Short exercise
Below are the records; collect from them each line containing the string "class".

Exercise inputs
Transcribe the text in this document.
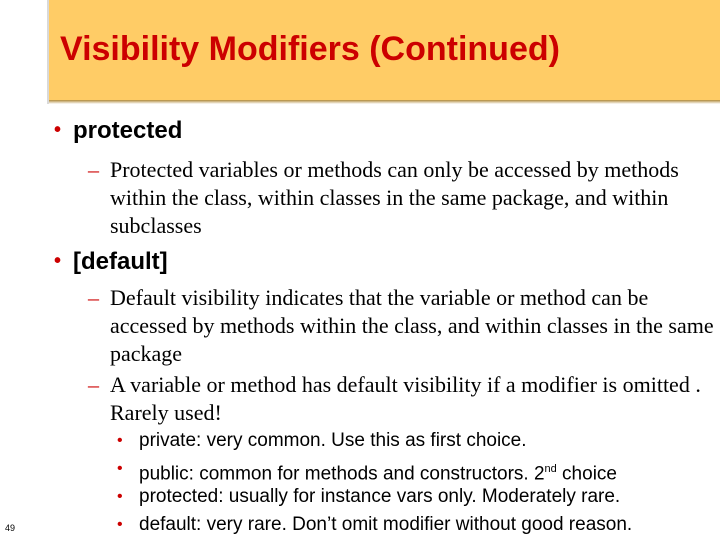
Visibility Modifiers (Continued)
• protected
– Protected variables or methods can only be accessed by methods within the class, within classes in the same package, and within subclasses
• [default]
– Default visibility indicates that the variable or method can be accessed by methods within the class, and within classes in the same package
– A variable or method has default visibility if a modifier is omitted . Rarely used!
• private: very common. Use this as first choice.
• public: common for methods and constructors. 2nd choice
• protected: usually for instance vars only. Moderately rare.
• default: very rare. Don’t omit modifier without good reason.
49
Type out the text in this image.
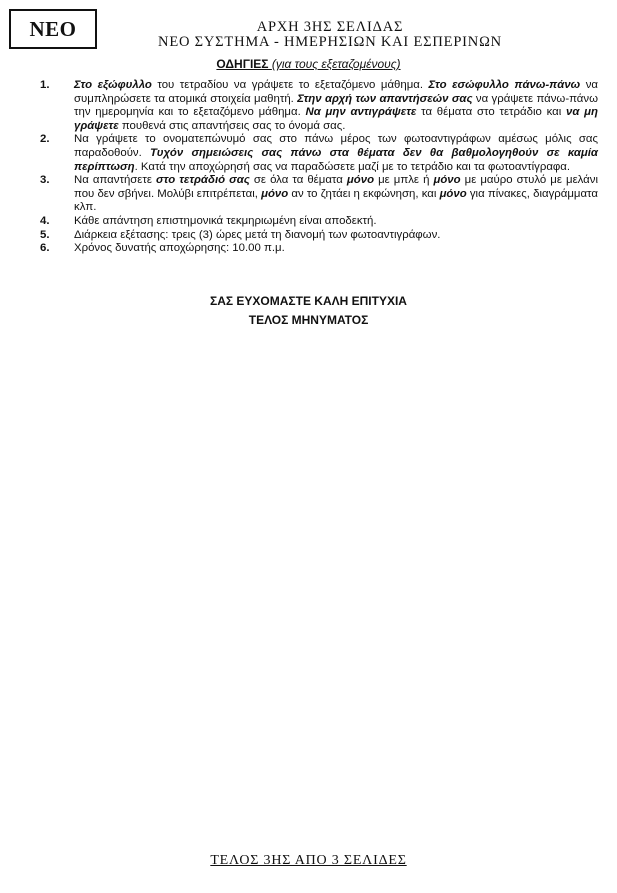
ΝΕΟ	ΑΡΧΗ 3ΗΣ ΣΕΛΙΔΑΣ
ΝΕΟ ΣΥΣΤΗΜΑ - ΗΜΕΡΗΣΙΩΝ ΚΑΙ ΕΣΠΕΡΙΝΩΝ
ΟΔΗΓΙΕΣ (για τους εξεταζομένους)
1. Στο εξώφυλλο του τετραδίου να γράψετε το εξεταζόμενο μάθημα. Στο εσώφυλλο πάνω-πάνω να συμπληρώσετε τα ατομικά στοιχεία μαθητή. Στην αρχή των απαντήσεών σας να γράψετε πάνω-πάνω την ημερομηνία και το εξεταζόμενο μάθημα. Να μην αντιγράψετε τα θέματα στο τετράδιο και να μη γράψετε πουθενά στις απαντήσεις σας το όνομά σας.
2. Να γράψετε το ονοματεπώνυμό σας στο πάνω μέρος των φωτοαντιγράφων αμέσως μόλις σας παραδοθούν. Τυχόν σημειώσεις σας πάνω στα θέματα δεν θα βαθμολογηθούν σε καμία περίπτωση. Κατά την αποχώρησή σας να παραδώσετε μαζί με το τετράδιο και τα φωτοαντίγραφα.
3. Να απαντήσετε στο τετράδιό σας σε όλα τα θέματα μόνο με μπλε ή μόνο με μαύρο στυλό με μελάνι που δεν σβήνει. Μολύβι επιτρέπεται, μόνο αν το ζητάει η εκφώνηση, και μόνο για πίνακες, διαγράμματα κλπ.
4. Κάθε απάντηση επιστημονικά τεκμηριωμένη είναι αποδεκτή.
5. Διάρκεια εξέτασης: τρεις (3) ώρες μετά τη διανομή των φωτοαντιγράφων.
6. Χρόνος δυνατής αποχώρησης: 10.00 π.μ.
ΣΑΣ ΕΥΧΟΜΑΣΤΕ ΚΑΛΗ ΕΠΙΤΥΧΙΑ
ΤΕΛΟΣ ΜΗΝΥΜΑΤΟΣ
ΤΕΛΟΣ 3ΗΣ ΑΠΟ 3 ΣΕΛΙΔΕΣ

Result of the exercise
– Protected variables or methods can only be accessed by methods within the class, within classes in the same package, and within subclasses
– Default visibility indicates that the variable or method can be accessed by methods within the class, and within classes in the same package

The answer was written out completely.